Extracted data entries:

--- start ---

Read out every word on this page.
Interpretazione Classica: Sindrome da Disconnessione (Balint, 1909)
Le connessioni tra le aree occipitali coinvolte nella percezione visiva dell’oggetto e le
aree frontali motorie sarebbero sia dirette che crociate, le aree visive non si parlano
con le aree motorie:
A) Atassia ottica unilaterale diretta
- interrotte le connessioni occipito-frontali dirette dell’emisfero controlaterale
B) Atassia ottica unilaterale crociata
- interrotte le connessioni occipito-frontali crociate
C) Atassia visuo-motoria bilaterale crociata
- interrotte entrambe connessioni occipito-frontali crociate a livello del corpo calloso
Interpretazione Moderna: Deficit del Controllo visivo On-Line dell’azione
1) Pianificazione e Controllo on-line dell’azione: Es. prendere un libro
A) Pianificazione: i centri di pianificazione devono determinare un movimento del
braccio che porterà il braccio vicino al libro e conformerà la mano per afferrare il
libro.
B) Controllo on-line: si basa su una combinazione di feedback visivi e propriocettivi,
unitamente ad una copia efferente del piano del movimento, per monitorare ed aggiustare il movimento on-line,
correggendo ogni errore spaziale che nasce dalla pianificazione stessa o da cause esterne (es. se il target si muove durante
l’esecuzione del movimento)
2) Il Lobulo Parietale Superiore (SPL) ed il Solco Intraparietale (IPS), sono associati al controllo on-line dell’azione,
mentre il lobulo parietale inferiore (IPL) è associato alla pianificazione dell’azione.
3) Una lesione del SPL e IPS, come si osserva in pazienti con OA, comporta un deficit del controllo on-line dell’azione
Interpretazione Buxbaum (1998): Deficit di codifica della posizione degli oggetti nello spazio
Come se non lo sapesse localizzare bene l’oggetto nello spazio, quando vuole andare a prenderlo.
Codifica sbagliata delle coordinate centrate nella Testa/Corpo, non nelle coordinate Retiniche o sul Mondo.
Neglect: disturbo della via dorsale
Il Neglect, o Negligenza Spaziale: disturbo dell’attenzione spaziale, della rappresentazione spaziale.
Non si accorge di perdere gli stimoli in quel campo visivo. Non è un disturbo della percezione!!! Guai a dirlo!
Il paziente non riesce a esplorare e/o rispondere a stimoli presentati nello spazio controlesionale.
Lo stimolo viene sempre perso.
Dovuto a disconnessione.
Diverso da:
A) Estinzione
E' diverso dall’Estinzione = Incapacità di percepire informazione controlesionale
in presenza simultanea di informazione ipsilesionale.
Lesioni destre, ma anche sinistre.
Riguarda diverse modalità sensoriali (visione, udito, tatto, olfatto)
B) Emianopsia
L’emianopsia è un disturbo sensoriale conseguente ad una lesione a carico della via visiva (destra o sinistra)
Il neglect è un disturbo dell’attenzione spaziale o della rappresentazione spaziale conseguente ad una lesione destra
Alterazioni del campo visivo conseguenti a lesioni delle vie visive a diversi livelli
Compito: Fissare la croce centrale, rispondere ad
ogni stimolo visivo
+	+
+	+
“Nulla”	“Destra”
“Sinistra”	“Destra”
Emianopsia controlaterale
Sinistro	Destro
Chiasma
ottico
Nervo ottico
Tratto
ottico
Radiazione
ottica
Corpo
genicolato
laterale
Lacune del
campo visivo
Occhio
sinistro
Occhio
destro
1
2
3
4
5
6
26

--- end ---

** EXERCISE OBJECTIVE **
Print every record above exactly as written.

** ANSWER FOR THIS EXERCISE **
Read out every word on this page.
Interpretazione Classica: Sindrome da Disconnessione (Balint, 1909)
Le connessioni tra le aree occipitali coinvolte nella percezione visiva dell’oggetto e le
aree frontali motorie sarebbero sia dirette che crociate, le aree visive non si parlano
con le aree motorie:
A) Atassia ottica unilaterale diretta
- interrotte le connessioni occipito-frontali dirette dell’emisfero controlaterale
B) Atassia ottica unilaterale crociata
- interrotte le connessioni occipito-frontali crociate
C) Atassia visuo-motoria bilaterale crociata
- interrotte entrambe connessioni occipito-frontali crociate a livello del corpo calloso
Interpretazione Moderna: Deficit del Controllo visivo On-Line dell’azione
1) Pianificazione e Controllo on-line dell’azione: Es. prendere un libro
A) Pianificazione: i centri di pianificazione devono determinare un movimento del
braccio che porterà il braccio vicino al libro e conformerà la mano per afferrare il
libro.
B) Controllo on-line: si basa su una combinazione di feedback visivi e propriocettivi,
unitamente ad una copia efferente del piano del movimento, per monitorare ed aggiustare il movimento on-line,
correggendo ogni errore spaziale che nasce dalla pianificazione stessa o da cause esterne (es. se il target si muove durante
l’esecuzione del movimento)
2) Il Lobulo Parietale Superiore (SPL) ed il Solco Intraparietale (IPS), sono associati al controllo on-line dell’azione,
mentre il lobulo parietale inferiore (IPL) è associato alla pianificazione dell’azione.
3) Una lesione del SPL e IPS, come si osserva in pazienti con OA, comporta un deficit del controllo on-line dell’azione
Interpretazione Buxbaum (1998): Deficit di codifica della posizione degli oggetti nello spazio
Come se non lo sapesse localizzare bene l’oggetto nello spazio, quando vuole andare a prenderlo.
Codifica sbagliata delle coordinate centrate nella Testa/Corpo, non nelle coordinate Retiniche o sul Mondo.
Neglect: disturbo della via dorsale
Il Neglect, o Negligenza Spaziale: disturbo dell’attenzione spaziale, della rappresentazione spaziale.
Non si accorge di perdere gli stimoli in quel campo visivo. Non è un disturbo della percezione!!! Guai a dirlo!
Il paziente non riesce a esplorare e/o rispondere a stimoli presentati nello spazio controlesionale.
Lo stimolo viene sempre perso.
Dovuto a disconnessione.
Diverso da:
A) Estinzione
E' diverso dall’Estinzione = Incapacità di percepire informazione controlesionale
in presenza simultanea di informazione ipsilesionale.
Lesioni destre, ma anche sinistre.
Riguarda diverse modalità sensoriali (visione, udito, tatto, olfatto)
B) Emianopsia
L’emianopsia è un disturbo sensoriale conseguente ad una lesione a carico della via visiva (destra o sinistra)
Il neglect è un disturbo dell’attenzione spaziale o della rappresentazione spaziale conseguente ad una lesione destra
Alterazioni del campo visivo conseguenti a lesioni delle vie visive a diversi livelli
Compito: Fissare la croce centrale, rispondere ad
ogni stimolo visivo
+	+
+	+
“Nulla”	“Destra”
“Sinistra”	“Destra”
Emianopsia controlaterale
Sinistro	Destro
Chiasma
ottico
Nervo ottico
Tratto
ottico
Radiazione
ottica
Corpo
genicolato
laterale
Lacune del
campo visivo
Occhio
sinistro
Occhio
destro
1
2
3
4
5
6
26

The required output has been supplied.